_Task to complete_: Extract the data exactly, missing nothing.

Data entries
****************

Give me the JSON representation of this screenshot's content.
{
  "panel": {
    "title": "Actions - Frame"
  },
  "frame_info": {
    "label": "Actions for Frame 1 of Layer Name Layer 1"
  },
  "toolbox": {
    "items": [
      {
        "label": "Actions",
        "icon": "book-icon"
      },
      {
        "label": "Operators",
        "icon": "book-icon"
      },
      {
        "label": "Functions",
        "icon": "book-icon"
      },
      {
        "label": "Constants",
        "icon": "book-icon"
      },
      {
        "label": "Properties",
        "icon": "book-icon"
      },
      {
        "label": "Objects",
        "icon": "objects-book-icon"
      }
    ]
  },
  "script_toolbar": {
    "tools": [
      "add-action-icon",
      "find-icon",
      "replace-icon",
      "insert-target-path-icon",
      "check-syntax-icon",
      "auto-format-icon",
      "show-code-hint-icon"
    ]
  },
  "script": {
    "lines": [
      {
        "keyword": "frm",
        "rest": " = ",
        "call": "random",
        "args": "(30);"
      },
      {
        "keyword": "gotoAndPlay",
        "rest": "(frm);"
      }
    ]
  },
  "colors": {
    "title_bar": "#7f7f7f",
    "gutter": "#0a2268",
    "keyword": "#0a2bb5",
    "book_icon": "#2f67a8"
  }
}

****************

_Task output_:
Give me the JSON representation of this screenshot's content.
{
  "panel": {
    "title": "Actions - Frame"
  },
  "frame_info": {
    "label": "Actions for Frame 1 of Layer Name Layer 1"
  },
  "toolbox": {
    "items": [
      {
        "label": "Actions",
        "icon": "book-icon"
      },
      {
        "label": "Operators",
        "icon": "book-icon"
      },
      {
        "label": "Functions",
        "icon": "book-icon"
      },
      {
        "label": "Constants",
        "icon": "book-icon"
      },
      {
        "label": "Properties",
        "icon": "book-icon"
      },
      {
        "label": "Objects",
        "icon": "objects-book-icon"
      }
    ]
  },
  "script_toolbar": {
    "tools": [
      "add-action-icon",
      "find-icon",
      "replace-icon",
      "insert-target-path-icon",
      "check-syntax-icon",
      "auto-format-icon",
      "show-code-hint-icon"
    ]
  },
  "script": {
    "lines": [
      {
        "keyword": "frm",
        "rest": " = ",
        "call": "random",
        "args": "(30);"
      },
      {
        "keyword": "gotoAndPlay",
        "rest": "(frm);"
      }
    ]
  },
  "colors": {
    "title_bar": "#7f7f7f",
    "gutter": "#0a2268",
    "keyword": "#0a2bb5",
    "book_icon": "#2f67a8"
  }
}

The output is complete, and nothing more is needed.